#### WRITTEN REQUEST:
Find all the lines with "ARTICLE" and gather them.
------ MATERIAL FOR THIS EXERCISE
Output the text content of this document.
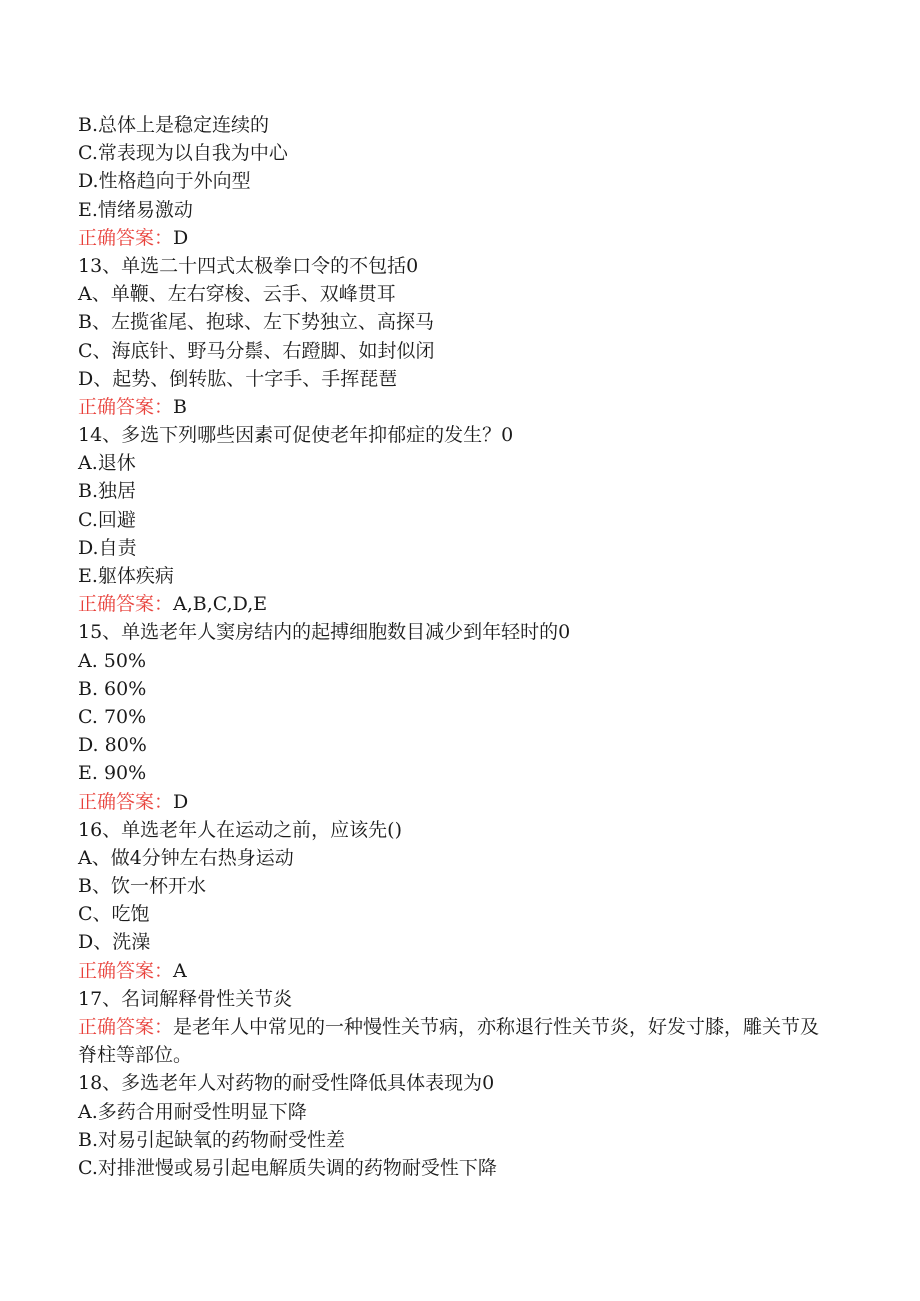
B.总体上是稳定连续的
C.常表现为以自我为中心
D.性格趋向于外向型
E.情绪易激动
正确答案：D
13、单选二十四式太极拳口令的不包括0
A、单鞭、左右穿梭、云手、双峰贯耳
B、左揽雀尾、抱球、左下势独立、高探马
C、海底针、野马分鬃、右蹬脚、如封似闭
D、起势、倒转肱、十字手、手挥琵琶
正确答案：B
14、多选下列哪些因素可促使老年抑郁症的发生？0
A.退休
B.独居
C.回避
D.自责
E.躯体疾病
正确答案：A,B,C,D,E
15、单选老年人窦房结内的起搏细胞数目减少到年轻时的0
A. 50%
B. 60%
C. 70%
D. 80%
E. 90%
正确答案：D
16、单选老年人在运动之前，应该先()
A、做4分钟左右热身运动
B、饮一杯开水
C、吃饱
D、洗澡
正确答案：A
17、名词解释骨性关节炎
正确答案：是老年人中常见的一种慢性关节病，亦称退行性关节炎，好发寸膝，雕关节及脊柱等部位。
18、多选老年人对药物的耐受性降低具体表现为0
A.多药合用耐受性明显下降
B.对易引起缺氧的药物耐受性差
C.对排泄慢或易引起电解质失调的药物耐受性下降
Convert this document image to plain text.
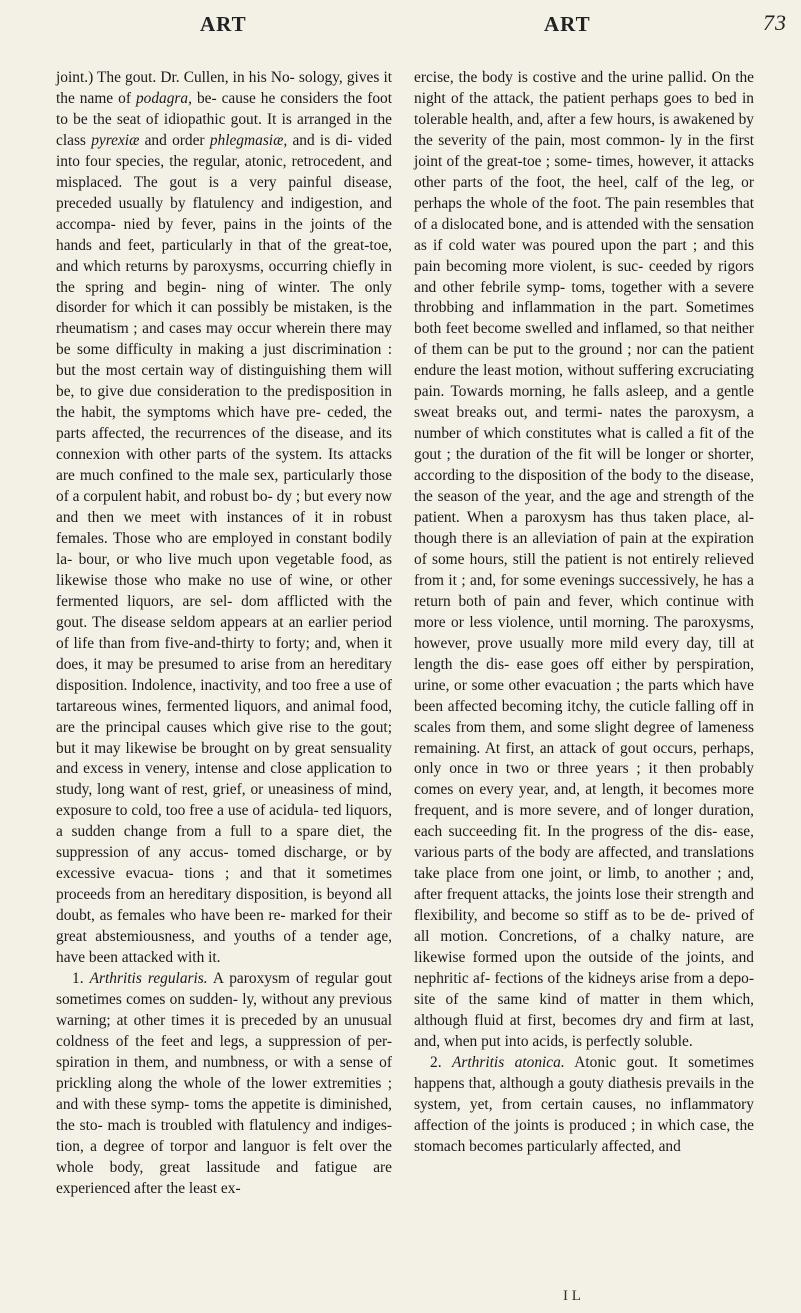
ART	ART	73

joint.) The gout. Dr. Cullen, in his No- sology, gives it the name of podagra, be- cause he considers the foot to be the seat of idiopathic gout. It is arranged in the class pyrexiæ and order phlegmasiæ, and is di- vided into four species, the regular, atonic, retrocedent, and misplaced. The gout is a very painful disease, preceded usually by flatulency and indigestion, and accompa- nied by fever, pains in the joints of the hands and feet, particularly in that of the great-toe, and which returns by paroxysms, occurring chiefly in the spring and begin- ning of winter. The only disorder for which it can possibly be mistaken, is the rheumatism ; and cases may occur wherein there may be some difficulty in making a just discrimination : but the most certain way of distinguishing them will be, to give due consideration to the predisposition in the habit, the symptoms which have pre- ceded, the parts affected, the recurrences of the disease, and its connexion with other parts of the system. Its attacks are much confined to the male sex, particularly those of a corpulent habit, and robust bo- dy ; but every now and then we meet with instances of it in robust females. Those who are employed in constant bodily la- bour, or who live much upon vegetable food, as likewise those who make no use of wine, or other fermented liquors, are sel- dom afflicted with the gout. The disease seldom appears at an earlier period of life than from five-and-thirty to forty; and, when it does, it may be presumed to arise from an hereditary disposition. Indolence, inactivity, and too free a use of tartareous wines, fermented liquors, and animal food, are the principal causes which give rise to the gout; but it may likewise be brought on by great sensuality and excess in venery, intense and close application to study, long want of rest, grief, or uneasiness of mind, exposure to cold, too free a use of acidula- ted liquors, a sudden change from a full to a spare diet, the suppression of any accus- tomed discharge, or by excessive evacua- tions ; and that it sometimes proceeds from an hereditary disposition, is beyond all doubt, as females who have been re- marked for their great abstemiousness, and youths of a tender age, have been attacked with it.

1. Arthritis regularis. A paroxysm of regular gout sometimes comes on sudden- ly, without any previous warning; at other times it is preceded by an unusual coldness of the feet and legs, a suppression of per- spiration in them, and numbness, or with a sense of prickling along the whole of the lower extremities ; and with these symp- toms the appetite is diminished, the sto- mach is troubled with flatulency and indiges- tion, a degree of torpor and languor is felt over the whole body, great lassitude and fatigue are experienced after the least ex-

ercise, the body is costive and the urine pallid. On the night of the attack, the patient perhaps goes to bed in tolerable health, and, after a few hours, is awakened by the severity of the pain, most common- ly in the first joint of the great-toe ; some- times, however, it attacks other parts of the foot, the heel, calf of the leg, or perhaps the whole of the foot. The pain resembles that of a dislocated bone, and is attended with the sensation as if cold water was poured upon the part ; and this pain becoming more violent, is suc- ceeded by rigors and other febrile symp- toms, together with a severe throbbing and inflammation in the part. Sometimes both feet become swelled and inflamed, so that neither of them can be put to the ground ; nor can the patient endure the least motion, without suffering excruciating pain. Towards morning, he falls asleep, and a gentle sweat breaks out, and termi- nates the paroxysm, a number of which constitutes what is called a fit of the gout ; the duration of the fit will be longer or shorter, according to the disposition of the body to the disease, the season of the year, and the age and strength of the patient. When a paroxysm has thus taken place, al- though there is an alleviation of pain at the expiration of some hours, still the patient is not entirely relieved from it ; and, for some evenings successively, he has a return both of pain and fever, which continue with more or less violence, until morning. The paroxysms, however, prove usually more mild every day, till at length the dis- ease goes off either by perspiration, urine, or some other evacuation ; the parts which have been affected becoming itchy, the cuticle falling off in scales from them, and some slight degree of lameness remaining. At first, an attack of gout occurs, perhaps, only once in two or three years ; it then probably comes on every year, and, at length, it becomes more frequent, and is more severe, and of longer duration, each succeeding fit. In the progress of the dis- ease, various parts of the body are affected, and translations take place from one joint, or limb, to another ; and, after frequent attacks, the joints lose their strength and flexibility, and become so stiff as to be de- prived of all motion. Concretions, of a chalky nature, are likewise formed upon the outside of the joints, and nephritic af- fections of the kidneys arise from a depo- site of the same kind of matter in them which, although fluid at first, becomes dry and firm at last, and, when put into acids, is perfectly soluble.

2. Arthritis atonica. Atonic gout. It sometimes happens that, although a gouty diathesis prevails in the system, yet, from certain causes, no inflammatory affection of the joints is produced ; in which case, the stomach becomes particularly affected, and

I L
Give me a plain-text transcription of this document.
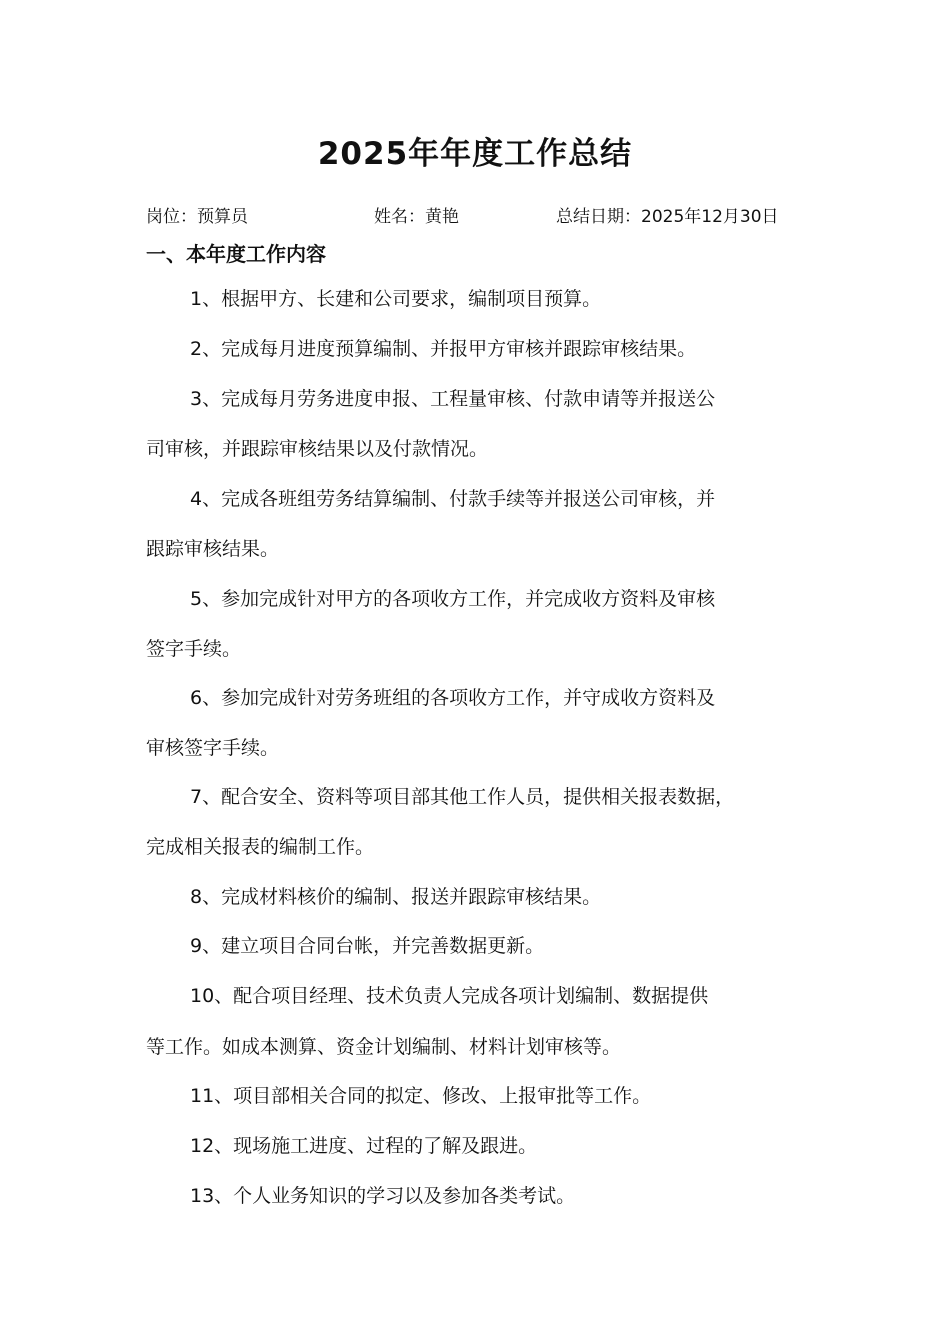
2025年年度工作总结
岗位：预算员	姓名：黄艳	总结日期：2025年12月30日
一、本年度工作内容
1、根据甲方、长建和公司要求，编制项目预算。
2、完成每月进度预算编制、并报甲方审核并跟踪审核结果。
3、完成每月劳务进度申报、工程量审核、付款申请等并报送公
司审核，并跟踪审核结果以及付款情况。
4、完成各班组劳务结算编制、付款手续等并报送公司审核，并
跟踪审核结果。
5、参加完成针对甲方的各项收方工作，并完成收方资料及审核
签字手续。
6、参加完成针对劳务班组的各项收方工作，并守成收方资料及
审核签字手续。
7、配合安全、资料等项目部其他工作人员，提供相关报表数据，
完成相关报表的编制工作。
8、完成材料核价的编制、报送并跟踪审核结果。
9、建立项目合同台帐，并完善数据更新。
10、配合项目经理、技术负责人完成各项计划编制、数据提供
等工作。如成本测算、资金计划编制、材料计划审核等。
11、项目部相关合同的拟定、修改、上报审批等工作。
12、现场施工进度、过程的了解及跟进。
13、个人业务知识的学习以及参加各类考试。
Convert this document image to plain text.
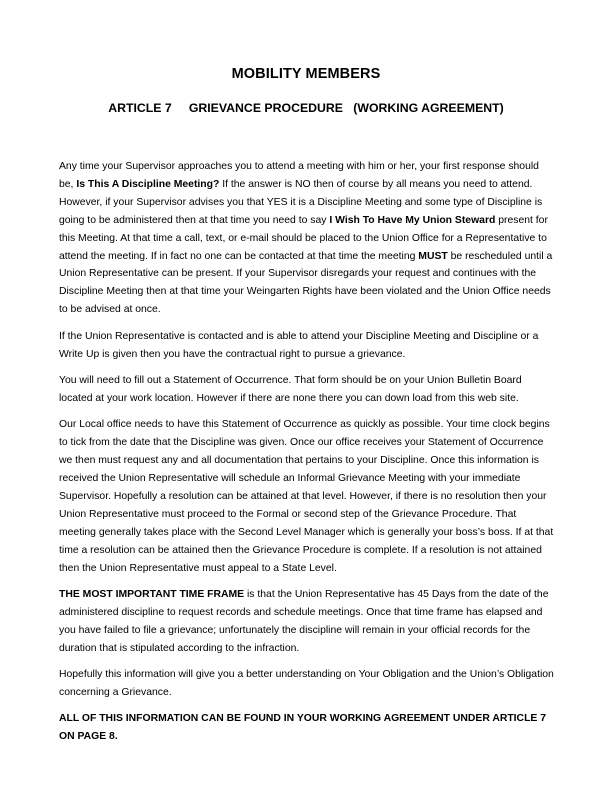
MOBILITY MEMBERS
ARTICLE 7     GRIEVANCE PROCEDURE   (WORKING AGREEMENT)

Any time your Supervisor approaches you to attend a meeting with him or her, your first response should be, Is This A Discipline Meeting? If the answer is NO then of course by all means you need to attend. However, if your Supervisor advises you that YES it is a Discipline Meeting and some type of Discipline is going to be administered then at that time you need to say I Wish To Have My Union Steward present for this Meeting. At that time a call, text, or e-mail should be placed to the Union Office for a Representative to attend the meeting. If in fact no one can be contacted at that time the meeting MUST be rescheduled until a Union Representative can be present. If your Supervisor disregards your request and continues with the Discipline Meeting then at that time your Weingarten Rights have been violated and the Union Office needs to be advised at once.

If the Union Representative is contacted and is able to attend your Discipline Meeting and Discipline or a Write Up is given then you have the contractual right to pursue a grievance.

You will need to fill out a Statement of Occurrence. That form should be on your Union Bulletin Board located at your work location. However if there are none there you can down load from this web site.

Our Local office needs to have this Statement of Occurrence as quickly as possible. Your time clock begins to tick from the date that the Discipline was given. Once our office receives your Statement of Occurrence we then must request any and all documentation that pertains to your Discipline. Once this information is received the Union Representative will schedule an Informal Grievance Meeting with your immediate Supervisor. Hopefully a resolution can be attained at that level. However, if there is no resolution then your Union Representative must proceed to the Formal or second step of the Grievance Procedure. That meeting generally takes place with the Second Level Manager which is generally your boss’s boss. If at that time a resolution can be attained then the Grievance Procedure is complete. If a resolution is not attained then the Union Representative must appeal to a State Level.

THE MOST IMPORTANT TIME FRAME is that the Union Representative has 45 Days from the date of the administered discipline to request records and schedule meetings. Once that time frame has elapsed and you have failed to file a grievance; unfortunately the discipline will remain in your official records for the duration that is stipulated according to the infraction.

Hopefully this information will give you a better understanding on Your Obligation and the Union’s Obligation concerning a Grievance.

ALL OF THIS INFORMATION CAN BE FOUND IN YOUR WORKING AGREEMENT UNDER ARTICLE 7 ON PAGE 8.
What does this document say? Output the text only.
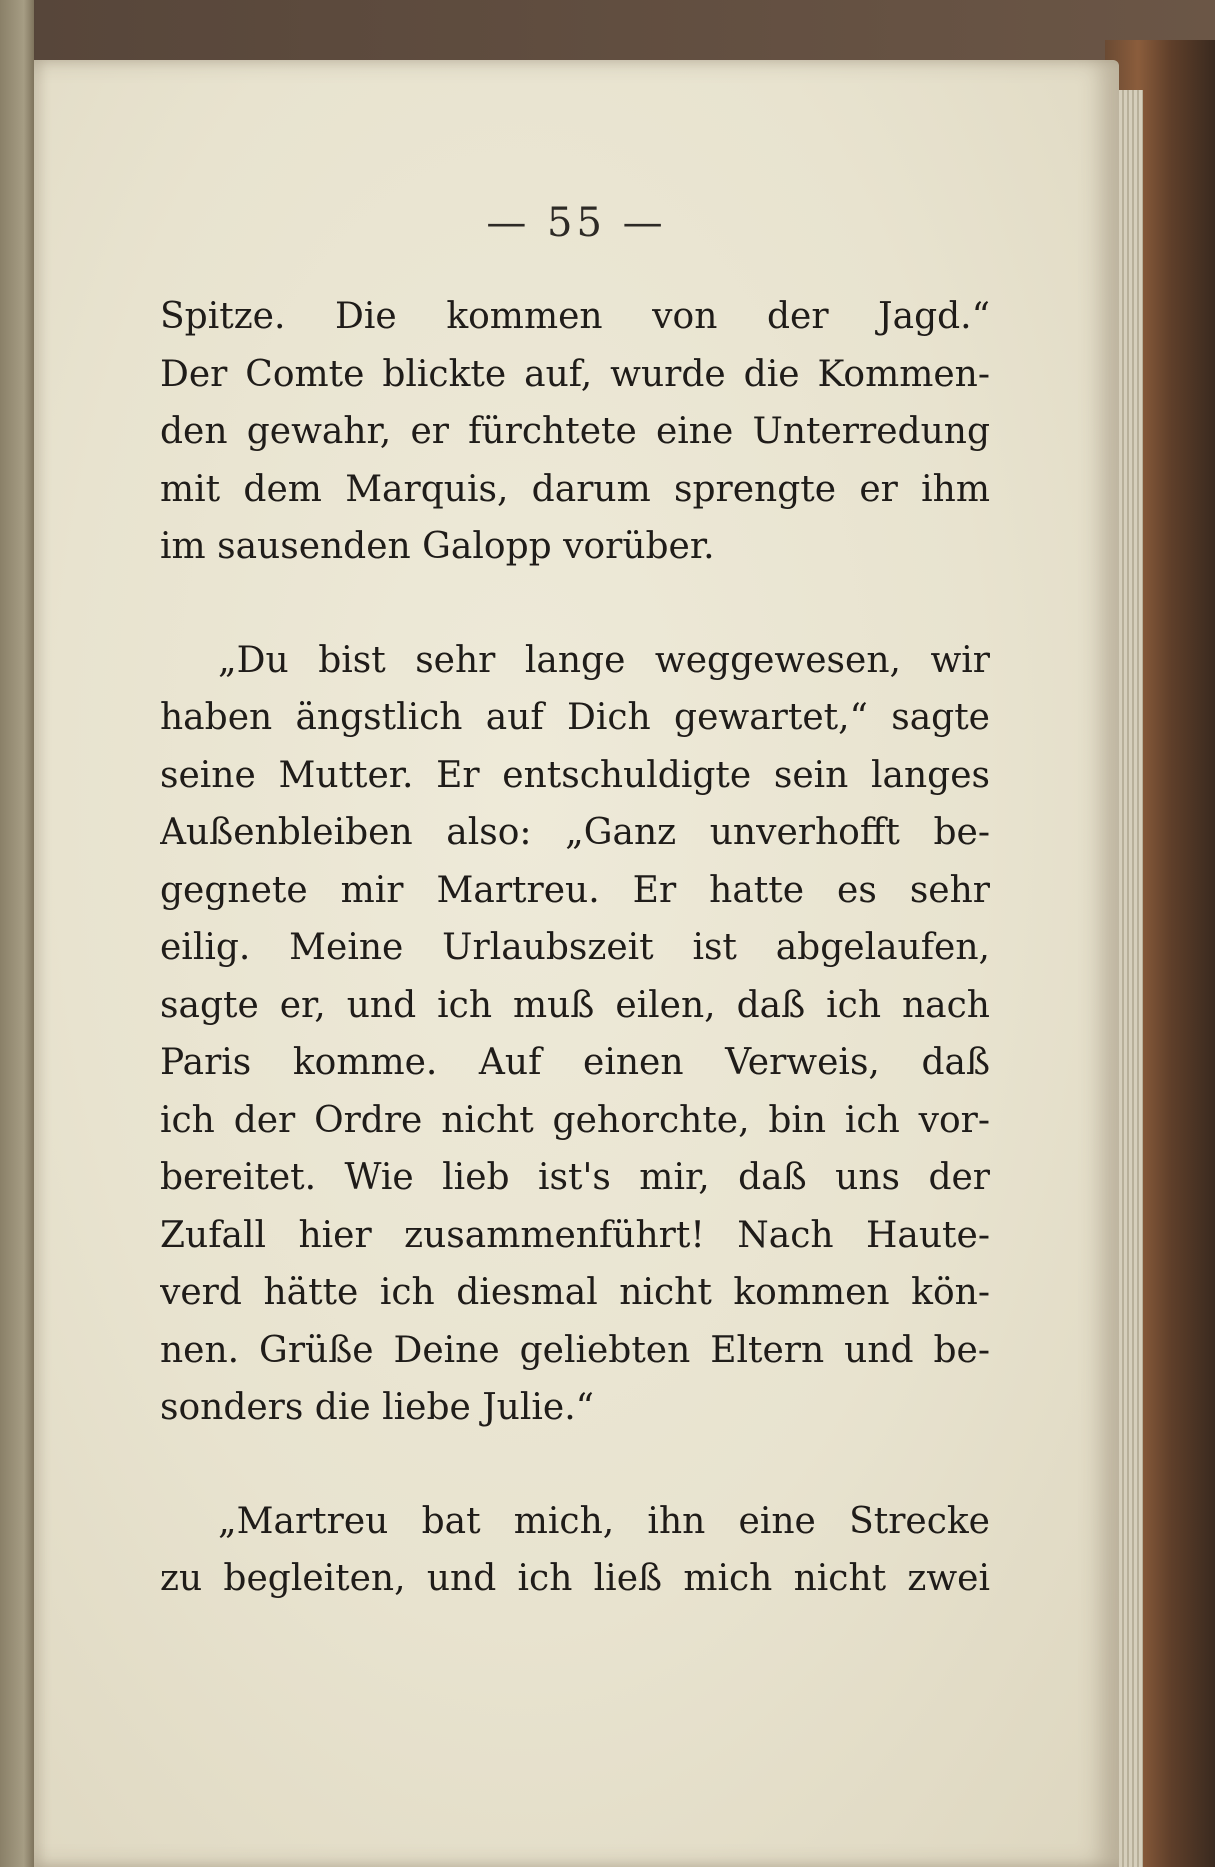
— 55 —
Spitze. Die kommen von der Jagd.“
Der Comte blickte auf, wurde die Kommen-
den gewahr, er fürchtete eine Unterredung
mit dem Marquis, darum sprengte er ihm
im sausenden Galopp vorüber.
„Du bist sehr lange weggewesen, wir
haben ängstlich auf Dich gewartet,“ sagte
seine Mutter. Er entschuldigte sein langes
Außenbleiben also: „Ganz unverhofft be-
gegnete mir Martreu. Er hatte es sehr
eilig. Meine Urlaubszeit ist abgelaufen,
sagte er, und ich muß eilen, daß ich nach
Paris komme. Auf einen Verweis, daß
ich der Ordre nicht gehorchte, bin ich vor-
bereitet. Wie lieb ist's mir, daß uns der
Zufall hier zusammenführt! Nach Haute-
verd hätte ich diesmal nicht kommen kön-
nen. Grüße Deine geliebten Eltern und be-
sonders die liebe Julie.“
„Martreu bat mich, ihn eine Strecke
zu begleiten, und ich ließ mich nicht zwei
------------
#### WRITTEN RESPONSE:
ARTICLE 7     GRIEVANCE PROCEDURE   (WORKING AGREEMENT)
ALL OF THIS INFORMATION CAN BE FOUND IN YOUR WORKING AGREEMENT UNDER ARTICLE 7 ON PAGE 8.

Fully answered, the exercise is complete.